** Begin Material for this task **

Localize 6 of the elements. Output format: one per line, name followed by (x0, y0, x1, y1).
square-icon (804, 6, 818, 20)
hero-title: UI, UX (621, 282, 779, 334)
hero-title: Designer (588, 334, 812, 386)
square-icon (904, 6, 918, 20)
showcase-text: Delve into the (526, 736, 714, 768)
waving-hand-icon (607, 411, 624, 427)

** End Material for this task **

Stated exercise: Reproduce the items, replacing "Output format" with "Required format" and keeping everything else the same.

Task result:
Localize 6 of the elements. Required format: one per line, name followed by (x0, y0, x1, y1).
square-icon (804, 6, 818, 20)
hero-title: UI, UX (621, 282, 779, 334)
hero-title: Designer (588, 334, 812, 386)
square-icon (904, 6, 918, 20)
showcase-text: Delve into the (526, 736, 714, 768)
waving-hand-icon (607, 411, 624, 427)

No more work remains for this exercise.